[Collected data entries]
'''

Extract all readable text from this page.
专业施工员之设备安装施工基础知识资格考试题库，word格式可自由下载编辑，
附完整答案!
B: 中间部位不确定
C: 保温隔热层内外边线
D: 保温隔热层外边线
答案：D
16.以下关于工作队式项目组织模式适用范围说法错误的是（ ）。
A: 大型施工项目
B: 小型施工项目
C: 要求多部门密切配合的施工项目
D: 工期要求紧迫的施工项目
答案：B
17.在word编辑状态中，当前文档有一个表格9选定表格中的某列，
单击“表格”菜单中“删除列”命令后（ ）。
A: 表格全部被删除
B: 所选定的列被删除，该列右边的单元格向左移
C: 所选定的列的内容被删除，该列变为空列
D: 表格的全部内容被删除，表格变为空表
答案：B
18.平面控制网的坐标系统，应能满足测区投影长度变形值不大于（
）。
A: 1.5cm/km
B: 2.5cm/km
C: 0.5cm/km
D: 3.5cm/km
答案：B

'''

** Work instructions **
Take the records above and return them exactly as written.

** Result below **
Extract all readable text from this page.
专业施工员之设备安装施工基础知识资格考试题库，word格式可自由下载编辑，
附完整答案!
B: 中间部位不确定
C: 保温隔热层内外边线
D: 保温隔热层外边线
答案：D
16.以下关于工作队式项目组织模式适用范围说法错误的是（ ）。
A: 大型施工项目
B: 小型施工项目
C: 要求多部门密切配合的施工项目
D: 工期要求紧迫的施工项目
答案：B
17.在word编辑状态中，当前文档有一个表格9选定表格中的某列，
单击“表格”菜单中“删除列”命令后（ ）。
A: 表格全部被删除
B: 所选定的列被删除，该列右边的单元格向左移
C: 所选定的列的内容被删除，该列变为空列
D: 表格的全部内容被删除，表格变为空表
答案：B
18.平面控制网的坐标系统，应能满足测区投影长度变形值不大于（
）。
A: 1.5cm/km
B: 2.5cm/km
C: 0.5cm/km
D: 3.5cm/km
答案：B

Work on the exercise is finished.